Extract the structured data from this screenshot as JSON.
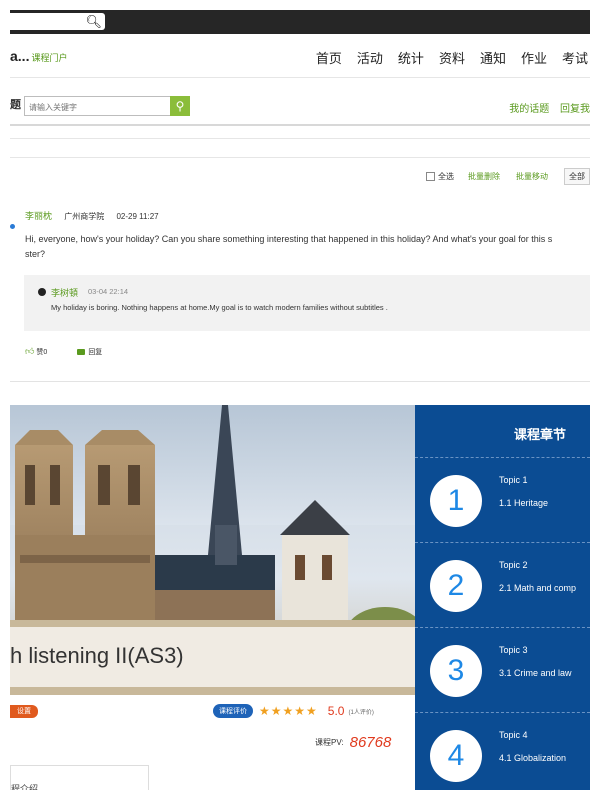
{
  "nav": {
    "brand": "a...",
    "brand_sub": "课程门户",
    "links": [
      "首页",
      "活动",
      "统计",
      "资料",
      "通知",
      "作业",
      "考试"
    ]
  },
  "search": {
    "left_glyph": "题",
    "placeholder": "请输入关键字",
    "right_links": [
      "我的话题",
      "回复我"
    ]
  },
  "toolbar": {
    "select_all": "全选",
    "batch_delete": "批量删除",
    "batch_move": "批量移动",
    "all": "全部"
  },
  "post": {
    "author": "李丽枕",
    "school": "广州商学院",
    "time": "02-29 11:27",
    "text_line1": "Hi, everyone, how's your holiday? Can you share something interesting that happened in this holiday? And what's your goal for this s",
    "text_line2": "ster?",
    "reply": {
      "author": "李树頓",
      "time": "03-04 22:14",
      "text": "My holiday is boring. Nothing happens at home.My goal is to watch modern families without subtitles ."
    },
    "like_label": "赞0",
    "reply_label": "回复"
  },
  "course": {
    "title": "h listening II(AS3)",
    "badge": "设置",
    "rating_pill": "课程评价",
    "stars": "★★★★★",
    "score": "5.0",
    "rating_count": "(1人评价)",
    "pv_label": "课程PV:",
    "pv_value": "86768",
    "tab_label": "程介绍"
  },
  "chapters": {
    "title": "课程章节",
    "items": [
      {
        "num": "1",
        "topic": "Topic 1",
        "sub": "1.1  Heritage"
      },
      {
        "num": "2",
        "topic": "Topic 2",
        "sub": "2.1  Math and comp"
      },
      {
        "num": "3",
        "topic": "Topic 3",
        "sub": "3.1  Crime and law"
      },
      {
        "num": "4",
        "topic": "Topic 4",
        "sub": "4.1  Globalization"
      }
    ]
  },
  "colors": {
    "accent_green": "#5a9a1e",
    "chapter_blue": "#0b4c93",
    "pv_red": "#e03a1e"
  }
}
......
_Requirement_: Your copy of the data should match it exactly, except that pictures are left out.

_Task output_:
Extract the structured data from this screenshot as JSON.
{
  "nav": {
    "brand": "a...",
    "brand_sub": "课程门户",
    "links": [
      "首页",
      "活动",
      "统计",
      "资料",
      "通知",
      "作业",
      "考试"
    ]
  },
  "search": {
    "left_glyph": "题",
    "placeholder": "请输入关键字",
    "right_links": [
      "我的话题",
      "回复我"
    ]
  },
  "toolbar": {
    "select_all": "全选",
    "batch_delete": "批量删除",
    "batch_move": "批量移动",
    "all": "全部"
  },
  "post": {
    "author": "李丽枕",
    "school": "广州商学院",
    "time": "02-29 11:27",
    "text_line1": "Hi, everyone, how's your holiday? Can you share something interesting that happened in this holiday? And what's your goal for this s",
    "text_line2": "ster?",
    "reply": {
      "author": "李树頓",
      "time": "03-04 22:14",
      "text": "My holiday is boring. Nothing happens at home.My goal is to watch modern families without subtitles ."
    },
    "like_label": "赞0",
    "reply_label": "回复"
  },
  "course": {
    "title": "h listening II(AS3)",
    "badge": "设置",
    "rating_pill": "课程评价",
    "stars": "★★★★★",
    "score": "5.0",
    "rating_count": "(1人评价)",
    "pv_label": "课程PV:",
    "pv_value": "86768",
    "tab_label": "程介绍"
  },
  "chapters": {
    "title": "课程章节",
    "items": [
      {
        "num": "1",
        "topic": "Topic 1",
        "sub": "1.1  Heritage"
      },
      {
        "num": "2",
        "topic": "Topic 2",
        "sub": "2.1  Math and comp"
      },
      {
        "num": "3",
        "topic": "Topic 3",
        "sub": "3.1  Crime and law"
      },
      {
        "num": "4",
        "topic": "Topic 4",
        "sub": "4.1  Globalization"
      }
    ]
  },
  "colors": {
    "accent_green": "#5a9a1e",
    "chapter_blue": "#0b4c93",
    "pv_red": "#e03a1e"
  }
}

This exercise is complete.